> Short problem: Under this task are some entries; return every one of them exactly.

Dataset excerpts:
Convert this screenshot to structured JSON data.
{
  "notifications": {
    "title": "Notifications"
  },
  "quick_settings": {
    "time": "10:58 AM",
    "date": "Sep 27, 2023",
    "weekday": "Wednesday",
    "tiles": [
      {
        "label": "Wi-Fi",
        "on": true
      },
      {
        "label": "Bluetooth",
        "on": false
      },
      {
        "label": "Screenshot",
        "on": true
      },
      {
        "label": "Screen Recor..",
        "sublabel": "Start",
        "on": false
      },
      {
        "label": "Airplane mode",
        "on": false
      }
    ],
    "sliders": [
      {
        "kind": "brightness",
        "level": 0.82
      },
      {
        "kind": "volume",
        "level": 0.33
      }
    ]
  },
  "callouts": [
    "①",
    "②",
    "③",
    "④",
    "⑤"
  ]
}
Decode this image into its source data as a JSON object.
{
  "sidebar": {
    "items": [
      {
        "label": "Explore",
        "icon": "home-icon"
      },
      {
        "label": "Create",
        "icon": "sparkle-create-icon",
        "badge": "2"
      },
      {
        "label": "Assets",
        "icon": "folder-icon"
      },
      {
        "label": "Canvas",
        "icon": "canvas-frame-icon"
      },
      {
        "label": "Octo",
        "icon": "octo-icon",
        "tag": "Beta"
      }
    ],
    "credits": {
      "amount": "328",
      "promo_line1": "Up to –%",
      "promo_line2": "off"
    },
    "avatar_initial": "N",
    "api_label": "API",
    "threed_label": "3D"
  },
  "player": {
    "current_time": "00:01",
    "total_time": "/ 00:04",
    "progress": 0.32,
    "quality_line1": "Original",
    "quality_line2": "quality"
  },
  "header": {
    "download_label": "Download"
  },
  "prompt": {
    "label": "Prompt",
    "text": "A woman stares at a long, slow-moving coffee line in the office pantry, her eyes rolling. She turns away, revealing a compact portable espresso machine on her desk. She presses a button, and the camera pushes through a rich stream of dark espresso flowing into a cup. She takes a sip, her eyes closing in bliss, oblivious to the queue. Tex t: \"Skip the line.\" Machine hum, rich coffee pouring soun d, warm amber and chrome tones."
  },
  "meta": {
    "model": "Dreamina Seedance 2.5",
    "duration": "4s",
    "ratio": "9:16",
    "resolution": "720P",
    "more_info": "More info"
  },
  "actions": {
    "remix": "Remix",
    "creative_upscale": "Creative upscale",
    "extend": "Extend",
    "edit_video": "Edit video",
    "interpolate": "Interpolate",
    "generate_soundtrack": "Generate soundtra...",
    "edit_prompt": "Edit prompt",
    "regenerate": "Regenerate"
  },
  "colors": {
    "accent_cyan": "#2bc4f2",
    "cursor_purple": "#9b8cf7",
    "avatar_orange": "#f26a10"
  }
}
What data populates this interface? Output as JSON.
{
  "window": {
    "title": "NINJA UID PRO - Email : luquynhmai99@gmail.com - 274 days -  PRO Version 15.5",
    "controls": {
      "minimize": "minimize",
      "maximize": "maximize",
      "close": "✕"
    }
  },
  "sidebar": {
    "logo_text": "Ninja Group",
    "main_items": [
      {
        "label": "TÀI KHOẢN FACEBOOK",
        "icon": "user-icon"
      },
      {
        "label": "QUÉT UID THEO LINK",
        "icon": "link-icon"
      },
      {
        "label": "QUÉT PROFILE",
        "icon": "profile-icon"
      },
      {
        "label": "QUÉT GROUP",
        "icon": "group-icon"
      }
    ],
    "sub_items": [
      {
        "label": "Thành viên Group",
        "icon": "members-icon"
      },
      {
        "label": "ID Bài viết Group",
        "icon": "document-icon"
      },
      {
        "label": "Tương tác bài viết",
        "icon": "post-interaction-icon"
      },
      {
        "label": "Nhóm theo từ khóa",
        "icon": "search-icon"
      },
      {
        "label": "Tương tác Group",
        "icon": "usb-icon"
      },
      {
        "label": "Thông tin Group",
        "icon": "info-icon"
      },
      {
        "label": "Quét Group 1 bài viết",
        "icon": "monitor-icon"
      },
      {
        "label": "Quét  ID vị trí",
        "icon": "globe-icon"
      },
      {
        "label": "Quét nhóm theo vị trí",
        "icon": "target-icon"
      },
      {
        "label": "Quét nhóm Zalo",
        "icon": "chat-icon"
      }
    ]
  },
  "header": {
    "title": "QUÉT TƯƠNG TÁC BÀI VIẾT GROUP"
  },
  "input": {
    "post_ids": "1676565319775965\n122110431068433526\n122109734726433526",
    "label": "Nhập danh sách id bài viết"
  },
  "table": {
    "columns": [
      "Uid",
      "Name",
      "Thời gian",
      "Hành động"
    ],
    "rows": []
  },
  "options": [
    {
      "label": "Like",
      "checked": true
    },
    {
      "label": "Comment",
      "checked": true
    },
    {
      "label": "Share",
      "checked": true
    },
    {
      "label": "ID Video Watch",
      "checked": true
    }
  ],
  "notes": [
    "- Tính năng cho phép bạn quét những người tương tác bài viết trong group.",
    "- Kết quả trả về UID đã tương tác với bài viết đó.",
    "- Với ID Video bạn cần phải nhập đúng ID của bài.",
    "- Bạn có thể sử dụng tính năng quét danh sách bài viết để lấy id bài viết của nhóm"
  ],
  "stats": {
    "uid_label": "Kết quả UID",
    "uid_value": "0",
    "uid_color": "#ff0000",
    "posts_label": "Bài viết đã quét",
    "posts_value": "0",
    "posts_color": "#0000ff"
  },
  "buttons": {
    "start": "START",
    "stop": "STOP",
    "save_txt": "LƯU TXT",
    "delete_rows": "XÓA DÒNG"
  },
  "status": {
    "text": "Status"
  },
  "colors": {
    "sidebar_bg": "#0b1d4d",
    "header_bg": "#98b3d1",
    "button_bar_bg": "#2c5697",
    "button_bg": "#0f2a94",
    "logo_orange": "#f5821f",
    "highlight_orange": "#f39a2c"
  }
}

> Output below:
Convert this screenshot to structured JSON data.
{
  "notifications": {
    "title": "Notifications"
  },
  "quick_settings": {
    "time": "10:58 AM",
    "date": "Sep 27, 2023",
    "weekday": "Wednesday",
    "tiles": [
      {
        "label": "Wi-Fi",
        "on": true
      },
      {
        "label": "Bluetooth",
        "on": false
      },
      {
        "label": "Screenshot",
        "on": true
      },
      {
        "label": "Screen Recor..",
        "sublabel": "Start",
        "on": false
      },
      {
        "label": "Airplane mode",
        "on": false
      }
    ],
    "sliders": [
      {
        "kind": "brightness",
        "level": 0.82
      },
      {
        "kind": "volume",
        "level": 0.33
      }
    ]
  },
  "callouts": [
    "①",
    "②",
    "③",
    "④",
    "⑤"
  ]
}
Decode this image into its source data as a JSON object.
{
  "sidebar": {
    "items": [
      {
        "label": "Explore",
        "icon": "home-icon"
      },
      {
        "label": "Create",
        "icon": "sparkle-create-icon",
        "badge": "2"
      },
      {
        "label": "Assets",
        "icon": "folder-icon"
      },
      {
        "label": "Canvas",
        "icon": "canvas-frame-icon"
      },
      {
        "label": "Octo",
        "icon": "octo-icon",
        "tag": "Beta"
      }
    ],
    "credits": {
      "amount": "328",
      "promo_line1": "Up to –%",
      "promo_line2": "off"
    },
    "avatar_initial": "N",
    "api_label": "API",
    "threed_label": "3D"
  },
  "player": {
    "current_time": "00:01",
    "total_time": "/ 00:04",
    "progress": 0.32,
    "quality_line1": "Original",
    "quality_line2": "quality"
  },
  "header": {
    "download_label": "Download"
  },
  "prompt": {
    "label": "Prompt",
    "text": "A woman stares at a long, slow-moving coffee line in the office pantry, her eyes rolling. She turns away, revealing a compact portable espresso machine on her desk. She presses a button, and the camera pushes through a rich stream of dark espresso flowing into a cup. She takes a sip, her eyes closing in bliss, oblivious to the queue. Tex t: \"Skip the line.\" Machine hum, rich coffee pouring soun d, warm amber and chrome tones."
  },
  "meta": {
    "model": "Dreamina Seedance 2.5",
    "duration": "4s",
    "ratio": "9:16",
    "resolution": "720P",
    "more_info": "More info"
  },
  "actions": {
    "remix": "Remix",
    "creative_upscale": "Creative upscale",
    "extend": "Extend",
    "edit_video": "Edit video",
    "interpolate": "Interpolate",
    "generate_soundtrack": "Generate soundtra...",
    "edit_prompt": "Edit prompt",
    "regenerate": "Regenerate"
  },
  "colors": {
    "accent_cyan": "#2bc4f2",
    "cursor_purple": "#9b8cf7",
    "avatar_orange": "#f26a10"
  }
}
What data populates this interface? Output as JSON.
{
  "window": {
    "title": "NINJA UID PRO - Email : luquynhmai99@gmail.com - 274 days -  PRO Version 15.5",
    "controls": {
      "minimize": "minimize",
      "maximize": "maximize",
      "close": "✕"
    }
  },
  "sidebar": {
    "logo_text": "Ninja Group",
    "main_items": [
      {
        "label": "TÀI KHOẢN FACEBOOK",
        "icon": "user-icon"
      },
      {
        "label": "QUÉT UID THEO LINK",
        "icon": "link-icon"
      },
      {
        "label": "QUÉT PROFILE",
        "icon": "profile-icon"
      },
      {
        "label": "QUÉT GROUP",
        "icon": "group-icon"
      }
    ],
    "sub_items": [
      {
        "label": "Thành viên Group",
        "icon": "members-icon"
      },
      {
        "label": "ID Bài viết Group",
        "icon": "document-icon"
      },
      {
        "label": "Tương tác bài viết",
        "icon": "post-interaction-icon"
      },
      {
        "label": "Nhóm theo từ khóa",
        "icon": "search-icon"
      },
      {
        "label": "Tương tác Group",
        "icon": "usb-icon"
      },
      {
        "label": "Thông tin Group",
        "icon": "info-icon"
      },
      {
        "label": "Quét Group 1 bài viết",
        "icon": "monitor-icon"
      },
      {
        "label": "Quét  ID vị trí",
        "icon": "globe-icon"
      },
      {
        "label": "Quét nhóm theo vị trí",
        "icon": "target-icon"
      },
      {
        "label": "Quét nhóm Zalo",
        "icon": "chat-icon"
      }
    ]
  },
  "header": {
    "title": "QUÉT TƯƠNG TÁC BÀI VIẾT GROUP"
  },
  "input": {
    "post_ids": "1676565319775965\n122110431068433526\n122109734726433526",
    "label": "Nhập danh sách id bài viết"
  },
  "table": {
    "columns": [
      "Uid",
      "Name",
      "Thời gian",
      "Hành động"
    ],
    "rows": []
  },
  "options": [
    {
      "label": "Like",
      "checked": true
    },
    {
      "label": "Comment",
      "checked": true
    },
    {
      "label": "Share",
      "checked": true
    },
    {
      "label": "ID Video Watch",
      "checked": true
    }
  ],
  "notes": [
    "- Tính năng cho phép bạn quét những người tương tác bài viết trong group.",
    "- Kết quả trả về UID đã tương tác với bài viết đó.",
    "- Với ID Video bạn cần phải nhập đúng ID của bài.",
    "- Bạn có thể sử dụng tính năng quét danh sách bài viết để lấy id bài viết của nhóm"
  ],
  "stats": {
    "uid_label": "Kết quả UID",
    "uid_value": "0",
    "uid_color": "#ff0000",
    "posts_label": "Bài viết đã quét",
    "posts_value": "0",
    "posts_color": "#0000ff"
  },
  "buttons": {
    "start": "START",
    "stop": "STOP",
    "save_txt": "LƯU TXT",
    "delete_rows": "XÓA DÒNG"
  },
  "status": {
    "text": "Status"
  },
  "colors": {
    "sidebar_bg": "#0b1d4d",
    "header_bg": "#98b3d1",
    "button_bar_bg": "#2c5697",
    "button_bg": "#0f2a94",
    "logo_orange": "#f5821f",
    "highlight_orange": "#f39a2c"
  }
}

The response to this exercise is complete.